We are the Lucky Ones
I must have woken up on the wrong side of the bed today. That’s what they say, isn’t it? I was happy to pick up two pizzas ordered for lunch instead of staying and working at an estate sale for which I had volunteered. My wife was helping her good friend raise as much money she could before she was to be evicted by the end of the month from her home before it was foreclosed. Her friend was also deeply sad that her son was feeling depressed and in pain and her father was extremely ill and fragile at her brother’s home.
I was happy to pick up the pizzas but when I left the parking lot, I backed up and finally stopped the car after I heard the warning signal of the car and the loud scraping of metal against metal. I had hardly scraped the back of our car but put a huge dent in the other car, a Toyota’s driver side door. I felt like a schmuck and went in to find out I damaged the car of a young pizza maker from Tomatos A’Pizza. We shared phone numbers and insurance info and then I got a call from the young man’s brother who actually owned the car.

> [EXTRACTED MATERIAL]
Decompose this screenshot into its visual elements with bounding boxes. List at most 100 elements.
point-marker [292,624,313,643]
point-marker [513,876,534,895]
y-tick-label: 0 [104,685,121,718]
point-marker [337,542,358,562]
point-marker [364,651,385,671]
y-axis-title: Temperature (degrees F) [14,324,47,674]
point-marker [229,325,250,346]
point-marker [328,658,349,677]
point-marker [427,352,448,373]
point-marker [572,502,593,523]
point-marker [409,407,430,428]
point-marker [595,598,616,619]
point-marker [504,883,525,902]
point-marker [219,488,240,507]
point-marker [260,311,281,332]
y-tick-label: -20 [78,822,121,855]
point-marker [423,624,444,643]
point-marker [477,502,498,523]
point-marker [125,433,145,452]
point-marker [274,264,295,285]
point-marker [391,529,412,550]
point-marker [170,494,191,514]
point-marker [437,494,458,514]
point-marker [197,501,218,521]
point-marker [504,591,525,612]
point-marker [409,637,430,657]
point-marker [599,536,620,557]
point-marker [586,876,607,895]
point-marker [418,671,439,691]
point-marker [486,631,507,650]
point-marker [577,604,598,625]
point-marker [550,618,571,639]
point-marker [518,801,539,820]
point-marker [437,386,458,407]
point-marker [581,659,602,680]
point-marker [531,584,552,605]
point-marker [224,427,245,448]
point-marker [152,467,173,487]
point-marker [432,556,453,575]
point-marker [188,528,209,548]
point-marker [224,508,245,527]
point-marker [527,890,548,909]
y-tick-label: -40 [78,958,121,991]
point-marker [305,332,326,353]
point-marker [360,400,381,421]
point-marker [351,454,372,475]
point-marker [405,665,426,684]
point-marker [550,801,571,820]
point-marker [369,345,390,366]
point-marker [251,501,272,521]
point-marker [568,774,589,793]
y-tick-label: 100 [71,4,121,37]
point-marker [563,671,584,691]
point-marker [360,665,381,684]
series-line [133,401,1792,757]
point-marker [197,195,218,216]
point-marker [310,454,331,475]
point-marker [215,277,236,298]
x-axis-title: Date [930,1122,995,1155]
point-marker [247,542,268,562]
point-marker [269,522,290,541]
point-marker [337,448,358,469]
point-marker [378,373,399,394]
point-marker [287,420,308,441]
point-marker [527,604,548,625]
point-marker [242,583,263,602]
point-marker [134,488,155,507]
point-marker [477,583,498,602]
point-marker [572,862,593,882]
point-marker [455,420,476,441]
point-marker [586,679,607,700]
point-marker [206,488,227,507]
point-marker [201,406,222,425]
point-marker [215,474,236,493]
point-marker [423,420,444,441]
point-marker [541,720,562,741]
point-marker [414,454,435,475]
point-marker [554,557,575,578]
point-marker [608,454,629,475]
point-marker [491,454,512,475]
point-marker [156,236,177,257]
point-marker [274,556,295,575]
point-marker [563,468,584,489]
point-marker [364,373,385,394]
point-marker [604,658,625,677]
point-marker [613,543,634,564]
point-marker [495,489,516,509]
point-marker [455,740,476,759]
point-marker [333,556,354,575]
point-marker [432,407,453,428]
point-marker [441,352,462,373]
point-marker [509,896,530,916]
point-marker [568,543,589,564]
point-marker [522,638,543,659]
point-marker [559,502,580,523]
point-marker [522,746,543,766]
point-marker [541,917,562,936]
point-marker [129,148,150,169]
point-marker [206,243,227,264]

> [WHAT THE TASK REQUIRES] In the essay about the pizza pickup, please say where the young pizza maker whose car was dented worked. Nothing in the listing is needed here.

> [ANSWER TO THE TASK] Tomatos A'Pizza